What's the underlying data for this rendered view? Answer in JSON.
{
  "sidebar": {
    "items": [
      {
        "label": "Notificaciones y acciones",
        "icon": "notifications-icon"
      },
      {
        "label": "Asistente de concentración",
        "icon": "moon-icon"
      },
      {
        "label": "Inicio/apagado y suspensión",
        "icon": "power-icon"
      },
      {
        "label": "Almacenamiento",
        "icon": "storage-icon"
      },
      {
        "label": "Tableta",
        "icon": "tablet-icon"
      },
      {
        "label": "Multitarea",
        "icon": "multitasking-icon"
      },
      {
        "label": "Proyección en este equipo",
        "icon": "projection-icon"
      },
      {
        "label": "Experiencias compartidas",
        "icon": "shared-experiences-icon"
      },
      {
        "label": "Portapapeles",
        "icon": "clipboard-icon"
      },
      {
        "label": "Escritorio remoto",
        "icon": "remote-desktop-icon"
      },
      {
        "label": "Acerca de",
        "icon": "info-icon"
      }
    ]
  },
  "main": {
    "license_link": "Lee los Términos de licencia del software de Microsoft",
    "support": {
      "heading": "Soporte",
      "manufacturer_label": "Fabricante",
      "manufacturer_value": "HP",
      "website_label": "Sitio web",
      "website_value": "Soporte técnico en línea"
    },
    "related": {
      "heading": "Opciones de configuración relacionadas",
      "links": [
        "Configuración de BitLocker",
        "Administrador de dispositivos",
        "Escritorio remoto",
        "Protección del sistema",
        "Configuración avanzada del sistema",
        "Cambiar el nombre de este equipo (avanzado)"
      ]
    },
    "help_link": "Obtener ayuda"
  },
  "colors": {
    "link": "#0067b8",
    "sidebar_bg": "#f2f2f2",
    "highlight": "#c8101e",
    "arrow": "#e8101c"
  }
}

= = = =

* [Description of the task]
Reproduce all data above, unchanged.

* [Correct output]
What's the underlying data for this rendered view? Answer in JSON.
{
  "sidebar": {
    "items": [
      {
        "label": "Notificaciones y acciones",
        "icon": "notifications-icon"
      },
      {
        "label": "Asistente de concentración",
        "icon": "moon-icon"
      },
      {
        "label": "Inicio/apagado y suspensión",
        "icon": "power-icon"
      },
      {
        "label": "Almacenamiento",
        "icon": "storage-icon"
      },
      {
        "label": "Tableta",
        "icon": "tablet-icon"
      },
      {
        "label": "Multitarea",
        "icon": "multitasking-icon"
      },
      {
        "label": "Proyección en este equipo",
        "icon": "projection-icon"
      },
      {
        "label": "Experiencias compartidas",
        "icon": "shared-experiences-icon"
      },
      {
        "label": "Portapapeles",
        "icon": "clipboard-icon"
      },
      {
        "label": "Escritorio remoto",
        "icon": "remote-desktop-icon"
      },
      {
        "label": "Acerca de",
        "icon": "info-icon"
      }
    ]
  },
  "main": {
    "license_link": "Lee los Términos de licencia del software de Microsoft",
    "support": {
      "heading": "Soporte",
      "manufacturer_label": "Fabricante",
      "manufacturer_value": "HP",
      "website_label": "Sitio web",
      "website_value": "Soporte técnico en línea"
    },
    "related": {
      "heading": "Opciones de configuración relacionadas",
      "links": [
        "Configuración de BitLocker",
        "Administrador de dispositivos",
        "Escritorio remoto",
        "Protección del sistema",
        "Configuración avanzada del sistema",
        "Cambiar el nombre de este equipo (avanzado)"
      ]
    },
    "help_link": "Obtener ayuda"
  },
  "colors": {
    "link": "#0067b8",
    "sidebar_bg": "#f2f2f2",
    "highlight": "#c8101e",
    "arrow": "#e8101c"
  }
}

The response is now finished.